Scan the material below for lines with the word "components" and report how many there are, with nothing added.
___
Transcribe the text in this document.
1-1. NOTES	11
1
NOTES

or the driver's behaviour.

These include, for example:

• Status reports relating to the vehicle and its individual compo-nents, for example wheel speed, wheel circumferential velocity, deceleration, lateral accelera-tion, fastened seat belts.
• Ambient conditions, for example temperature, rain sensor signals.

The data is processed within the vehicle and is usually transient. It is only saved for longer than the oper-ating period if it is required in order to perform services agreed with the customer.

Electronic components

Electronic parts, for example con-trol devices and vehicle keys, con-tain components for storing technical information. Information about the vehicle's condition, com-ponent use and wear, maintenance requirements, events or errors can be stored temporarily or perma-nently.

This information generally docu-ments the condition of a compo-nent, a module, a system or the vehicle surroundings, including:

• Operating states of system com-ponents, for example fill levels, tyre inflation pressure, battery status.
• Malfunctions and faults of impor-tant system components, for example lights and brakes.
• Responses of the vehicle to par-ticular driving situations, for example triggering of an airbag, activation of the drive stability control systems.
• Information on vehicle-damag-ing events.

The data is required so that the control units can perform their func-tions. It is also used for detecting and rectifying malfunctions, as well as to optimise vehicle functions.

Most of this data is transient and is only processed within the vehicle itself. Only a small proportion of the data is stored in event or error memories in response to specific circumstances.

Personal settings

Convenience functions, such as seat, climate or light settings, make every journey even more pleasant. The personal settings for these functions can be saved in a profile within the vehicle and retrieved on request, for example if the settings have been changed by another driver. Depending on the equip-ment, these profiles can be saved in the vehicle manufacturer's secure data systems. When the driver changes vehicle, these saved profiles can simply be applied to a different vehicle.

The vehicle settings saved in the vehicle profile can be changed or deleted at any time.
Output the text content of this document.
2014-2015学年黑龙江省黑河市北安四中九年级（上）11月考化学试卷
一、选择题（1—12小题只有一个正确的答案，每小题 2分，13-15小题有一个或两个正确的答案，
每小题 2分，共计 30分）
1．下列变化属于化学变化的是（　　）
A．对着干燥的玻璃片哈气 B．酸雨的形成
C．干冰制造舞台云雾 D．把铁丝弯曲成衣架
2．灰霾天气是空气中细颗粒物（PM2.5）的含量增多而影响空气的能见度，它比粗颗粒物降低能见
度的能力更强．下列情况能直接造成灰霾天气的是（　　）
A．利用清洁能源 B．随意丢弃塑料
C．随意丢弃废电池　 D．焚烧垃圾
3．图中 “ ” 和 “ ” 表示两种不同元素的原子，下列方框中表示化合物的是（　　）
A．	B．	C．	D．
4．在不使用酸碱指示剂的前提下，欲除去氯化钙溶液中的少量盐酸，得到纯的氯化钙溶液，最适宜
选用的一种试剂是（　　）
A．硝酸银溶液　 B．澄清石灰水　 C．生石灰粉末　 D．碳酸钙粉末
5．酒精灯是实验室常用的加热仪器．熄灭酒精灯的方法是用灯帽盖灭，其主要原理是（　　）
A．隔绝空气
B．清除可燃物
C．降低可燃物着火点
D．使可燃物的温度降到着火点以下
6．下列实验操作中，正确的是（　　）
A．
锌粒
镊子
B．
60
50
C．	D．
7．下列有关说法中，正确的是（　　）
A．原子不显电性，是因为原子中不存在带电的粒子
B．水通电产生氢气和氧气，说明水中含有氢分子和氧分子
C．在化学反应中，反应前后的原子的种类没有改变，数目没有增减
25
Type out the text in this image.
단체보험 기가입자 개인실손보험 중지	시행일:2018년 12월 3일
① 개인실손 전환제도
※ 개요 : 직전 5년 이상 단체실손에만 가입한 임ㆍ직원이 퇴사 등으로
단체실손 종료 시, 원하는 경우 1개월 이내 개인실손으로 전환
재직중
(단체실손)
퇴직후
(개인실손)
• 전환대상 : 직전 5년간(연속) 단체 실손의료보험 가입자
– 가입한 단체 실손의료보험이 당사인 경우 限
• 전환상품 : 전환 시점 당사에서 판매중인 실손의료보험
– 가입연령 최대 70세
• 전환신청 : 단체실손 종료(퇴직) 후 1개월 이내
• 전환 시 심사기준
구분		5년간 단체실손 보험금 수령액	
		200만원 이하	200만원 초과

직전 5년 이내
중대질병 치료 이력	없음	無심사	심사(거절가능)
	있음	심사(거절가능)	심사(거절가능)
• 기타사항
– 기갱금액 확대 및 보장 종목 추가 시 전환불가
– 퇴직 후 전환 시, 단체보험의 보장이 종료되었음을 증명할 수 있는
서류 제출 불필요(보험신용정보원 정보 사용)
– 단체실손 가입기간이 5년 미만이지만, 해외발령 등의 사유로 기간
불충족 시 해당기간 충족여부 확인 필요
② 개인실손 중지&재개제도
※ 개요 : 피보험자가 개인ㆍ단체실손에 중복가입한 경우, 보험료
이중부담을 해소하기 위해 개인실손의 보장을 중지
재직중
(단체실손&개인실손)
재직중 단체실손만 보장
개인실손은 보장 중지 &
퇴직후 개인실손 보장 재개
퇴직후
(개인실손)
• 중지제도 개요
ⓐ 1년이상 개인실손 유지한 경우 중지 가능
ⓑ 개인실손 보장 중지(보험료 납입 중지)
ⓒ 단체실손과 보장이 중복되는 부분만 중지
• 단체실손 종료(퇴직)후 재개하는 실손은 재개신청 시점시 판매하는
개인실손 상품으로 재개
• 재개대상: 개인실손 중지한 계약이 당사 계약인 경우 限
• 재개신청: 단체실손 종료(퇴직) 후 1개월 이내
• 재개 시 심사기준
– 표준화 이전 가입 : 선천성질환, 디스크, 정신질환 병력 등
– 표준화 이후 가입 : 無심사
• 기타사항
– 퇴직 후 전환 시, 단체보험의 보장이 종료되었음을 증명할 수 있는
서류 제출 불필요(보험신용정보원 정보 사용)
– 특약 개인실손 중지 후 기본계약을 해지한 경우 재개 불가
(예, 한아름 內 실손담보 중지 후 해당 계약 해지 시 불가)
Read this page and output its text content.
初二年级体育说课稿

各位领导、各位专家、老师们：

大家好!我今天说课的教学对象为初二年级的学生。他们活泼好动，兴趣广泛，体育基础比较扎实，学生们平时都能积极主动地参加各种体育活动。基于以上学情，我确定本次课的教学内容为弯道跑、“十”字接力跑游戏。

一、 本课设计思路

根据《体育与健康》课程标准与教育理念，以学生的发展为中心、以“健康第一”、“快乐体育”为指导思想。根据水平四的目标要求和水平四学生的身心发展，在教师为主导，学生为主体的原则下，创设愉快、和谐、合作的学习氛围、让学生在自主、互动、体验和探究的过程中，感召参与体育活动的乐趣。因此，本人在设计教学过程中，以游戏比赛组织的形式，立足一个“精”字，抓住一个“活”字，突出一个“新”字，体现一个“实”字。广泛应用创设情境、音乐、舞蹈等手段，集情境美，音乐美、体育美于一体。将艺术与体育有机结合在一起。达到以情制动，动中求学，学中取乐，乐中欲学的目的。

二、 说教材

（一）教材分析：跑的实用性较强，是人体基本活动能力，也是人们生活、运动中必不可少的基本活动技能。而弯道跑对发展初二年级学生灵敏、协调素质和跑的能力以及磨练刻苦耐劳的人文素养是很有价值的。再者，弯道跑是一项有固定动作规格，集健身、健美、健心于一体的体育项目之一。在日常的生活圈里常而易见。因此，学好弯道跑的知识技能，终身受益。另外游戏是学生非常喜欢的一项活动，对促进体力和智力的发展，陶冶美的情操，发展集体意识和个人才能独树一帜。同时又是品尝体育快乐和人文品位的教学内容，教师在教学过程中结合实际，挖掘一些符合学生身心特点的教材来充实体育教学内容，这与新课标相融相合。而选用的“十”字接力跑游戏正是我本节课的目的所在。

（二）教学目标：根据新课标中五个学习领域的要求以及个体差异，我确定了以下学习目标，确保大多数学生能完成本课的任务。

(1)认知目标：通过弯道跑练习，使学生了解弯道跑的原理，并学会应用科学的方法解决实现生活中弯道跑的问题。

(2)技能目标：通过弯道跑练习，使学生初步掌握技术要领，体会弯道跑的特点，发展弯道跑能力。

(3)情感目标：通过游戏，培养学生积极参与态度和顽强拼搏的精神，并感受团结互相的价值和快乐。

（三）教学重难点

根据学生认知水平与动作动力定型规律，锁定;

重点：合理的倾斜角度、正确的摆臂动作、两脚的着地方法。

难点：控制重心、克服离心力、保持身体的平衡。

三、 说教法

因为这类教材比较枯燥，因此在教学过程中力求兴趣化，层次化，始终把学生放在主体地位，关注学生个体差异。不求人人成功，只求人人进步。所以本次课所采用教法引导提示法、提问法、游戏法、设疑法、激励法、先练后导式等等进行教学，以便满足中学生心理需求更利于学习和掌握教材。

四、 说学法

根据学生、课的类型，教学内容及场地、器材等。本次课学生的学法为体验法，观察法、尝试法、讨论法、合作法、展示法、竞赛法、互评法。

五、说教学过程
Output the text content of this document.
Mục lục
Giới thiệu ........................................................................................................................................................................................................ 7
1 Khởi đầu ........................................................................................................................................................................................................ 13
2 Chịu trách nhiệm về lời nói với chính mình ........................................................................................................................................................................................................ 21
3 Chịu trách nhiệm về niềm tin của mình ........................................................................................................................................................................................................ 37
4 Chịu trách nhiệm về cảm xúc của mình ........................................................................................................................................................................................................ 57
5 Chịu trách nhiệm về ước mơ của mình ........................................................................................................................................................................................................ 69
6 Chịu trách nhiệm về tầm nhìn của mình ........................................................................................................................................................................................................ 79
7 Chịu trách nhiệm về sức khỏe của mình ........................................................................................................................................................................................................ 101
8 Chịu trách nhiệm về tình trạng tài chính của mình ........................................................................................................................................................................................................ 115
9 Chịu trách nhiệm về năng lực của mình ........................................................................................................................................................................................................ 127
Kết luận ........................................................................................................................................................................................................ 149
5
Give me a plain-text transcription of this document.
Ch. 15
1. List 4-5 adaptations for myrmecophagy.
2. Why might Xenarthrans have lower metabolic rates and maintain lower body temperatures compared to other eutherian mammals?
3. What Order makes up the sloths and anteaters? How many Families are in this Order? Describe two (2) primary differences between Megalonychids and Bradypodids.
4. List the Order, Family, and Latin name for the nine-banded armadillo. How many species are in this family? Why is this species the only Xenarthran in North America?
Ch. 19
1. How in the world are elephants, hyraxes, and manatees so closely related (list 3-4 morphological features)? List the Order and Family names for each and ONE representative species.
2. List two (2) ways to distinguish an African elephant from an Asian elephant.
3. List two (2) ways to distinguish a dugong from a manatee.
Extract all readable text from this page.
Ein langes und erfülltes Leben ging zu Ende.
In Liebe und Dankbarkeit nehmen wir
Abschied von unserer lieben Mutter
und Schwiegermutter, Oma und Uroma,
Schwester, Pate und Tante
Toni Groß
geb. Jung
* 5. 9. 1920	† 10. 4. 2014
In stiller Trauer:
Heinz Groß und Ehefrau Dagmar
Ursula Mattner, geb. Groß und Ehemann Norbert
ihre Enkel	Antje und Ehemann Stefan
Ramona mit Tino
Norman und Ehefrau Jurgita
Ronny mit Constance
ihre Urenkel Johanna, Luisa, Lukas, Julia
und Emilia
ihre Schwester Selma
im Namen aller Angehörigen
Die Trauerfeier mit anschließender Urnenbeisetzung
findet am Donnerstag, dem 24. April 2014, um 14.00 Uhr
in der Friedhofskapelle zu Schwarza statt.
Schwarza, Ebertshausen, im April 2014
___
__Reply__. 3